For each line in the data below that holds "ACTIVIDAD", return a copy.

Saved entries
|---|

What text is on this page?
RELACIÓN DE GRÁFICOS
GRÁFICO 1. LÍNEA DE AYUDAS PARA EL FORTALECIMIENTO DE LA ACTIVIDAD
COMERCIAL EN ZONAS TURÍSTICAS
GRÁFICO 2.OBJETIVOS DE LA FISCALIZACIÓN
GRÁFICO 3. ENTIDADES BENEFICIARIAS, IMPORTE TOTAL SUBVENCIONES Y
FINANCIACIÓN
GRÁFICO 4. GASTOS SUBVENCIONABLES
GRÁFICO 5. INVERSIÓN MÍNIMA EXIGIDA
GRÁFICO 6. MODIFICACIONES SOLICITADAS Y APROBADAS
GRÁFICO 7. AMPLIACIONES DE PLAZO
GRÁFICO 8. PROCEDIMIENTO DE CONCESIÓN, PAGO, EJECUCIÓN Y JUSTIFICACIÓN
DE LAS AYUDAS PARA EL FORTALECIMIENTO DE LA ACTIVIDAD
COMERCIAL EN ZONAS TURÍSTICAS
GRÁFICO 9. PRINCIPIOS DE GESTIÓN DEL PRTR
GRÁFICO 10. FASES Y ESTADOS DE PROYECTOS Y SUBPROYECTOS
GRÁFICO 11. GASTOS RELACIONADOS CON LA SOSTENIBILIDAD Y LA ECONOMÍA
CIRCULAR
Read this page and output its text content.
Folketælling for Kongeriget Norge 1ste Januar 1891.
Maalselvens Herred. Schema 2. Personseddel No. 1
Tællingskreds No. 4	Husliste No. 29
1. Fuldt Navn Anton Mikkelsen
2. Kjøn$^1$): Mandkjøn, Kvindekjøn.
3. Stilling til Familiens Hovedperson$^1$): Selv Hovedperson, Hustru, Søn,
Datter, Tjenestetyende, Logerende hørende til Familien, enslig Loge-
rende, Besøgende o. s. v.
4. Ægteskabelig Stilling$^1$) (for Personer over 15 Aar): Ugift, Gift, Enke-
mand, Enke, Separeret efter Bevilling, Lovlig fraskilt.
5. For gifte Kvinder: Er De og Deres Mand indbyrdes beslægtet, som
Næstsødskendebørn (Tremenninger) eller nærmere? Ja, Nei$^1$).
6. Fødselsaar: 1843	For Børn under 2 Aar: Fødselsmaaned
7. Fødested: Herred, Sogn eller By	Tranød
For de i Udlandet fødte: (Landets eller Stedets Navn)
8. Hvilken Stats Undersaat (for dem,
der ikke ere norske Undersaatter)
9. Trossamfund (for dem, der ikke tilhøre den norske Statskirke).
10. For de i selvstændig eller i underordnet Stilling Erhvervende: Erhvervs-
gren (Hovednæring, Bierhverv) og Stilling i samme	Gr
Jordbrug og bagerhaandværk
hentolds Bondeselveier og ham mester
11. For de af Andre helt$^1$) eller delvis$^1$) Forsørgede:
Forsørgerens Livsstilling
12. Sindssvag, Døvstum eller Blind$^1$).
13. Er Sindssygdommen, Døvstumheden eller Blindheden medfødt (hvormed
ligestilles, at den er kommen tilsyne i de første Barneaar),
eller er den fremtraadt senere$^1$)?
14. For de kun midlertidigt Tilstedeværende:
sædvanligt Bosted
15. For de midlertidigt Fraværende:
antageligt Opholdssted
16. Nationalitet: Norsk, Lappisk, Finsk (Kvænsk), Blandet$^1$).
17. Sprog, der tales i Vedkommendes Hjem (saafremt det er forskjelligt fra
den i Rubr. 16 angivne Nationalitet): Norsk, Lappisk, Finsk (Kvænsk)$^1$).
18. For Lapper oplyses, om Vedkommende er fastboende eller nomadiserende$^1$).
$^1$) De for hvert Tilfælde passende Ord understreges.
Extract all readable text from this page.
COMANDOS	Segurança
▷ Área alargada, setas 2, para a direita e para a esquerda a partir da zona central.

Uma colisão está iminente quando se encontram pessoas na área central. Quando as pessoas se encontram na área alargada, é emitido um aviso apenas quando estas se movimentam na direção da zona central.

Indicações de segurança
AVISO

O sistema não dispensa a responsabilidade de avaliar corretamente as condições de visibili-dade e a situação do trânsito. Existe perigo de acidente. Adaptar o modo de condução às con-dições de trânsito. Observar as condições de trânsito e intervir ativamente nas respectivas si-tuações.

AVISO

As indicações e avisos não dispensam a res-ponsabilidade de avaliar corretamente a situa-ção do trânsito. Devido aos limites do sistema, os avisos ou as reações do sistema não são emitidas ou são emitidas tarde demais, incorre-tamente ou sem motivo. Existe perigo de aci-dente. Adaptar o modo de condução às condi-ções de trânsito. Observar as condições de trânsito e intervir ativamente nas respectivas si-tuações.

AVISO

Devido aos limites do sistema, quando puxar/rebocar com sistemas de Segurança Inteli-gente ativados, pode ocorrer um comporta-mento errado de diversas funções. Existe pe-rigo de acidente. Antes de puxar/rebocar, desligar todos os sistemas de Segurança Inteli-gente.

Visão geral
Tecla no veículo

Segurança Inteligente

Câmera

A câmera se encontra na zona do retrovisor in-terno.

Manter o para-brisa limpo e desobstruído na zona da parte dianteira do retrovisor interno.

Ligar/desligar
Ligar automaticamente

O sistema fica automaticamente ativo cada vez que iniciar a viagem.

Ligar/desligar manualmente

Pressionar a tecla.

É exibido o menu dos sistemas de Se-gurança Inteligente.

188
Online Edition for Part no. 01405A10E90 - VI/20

|---|

* [Correct response]:
GRÁFICO 1. LÍNEA DE AYUDAS PARA EL FORTALECIMIENTO DE LA ACTIVIDAD
DE LAS AYUDAS PARA EL FORTALECIMIENTO DE LA ACTIVIDAD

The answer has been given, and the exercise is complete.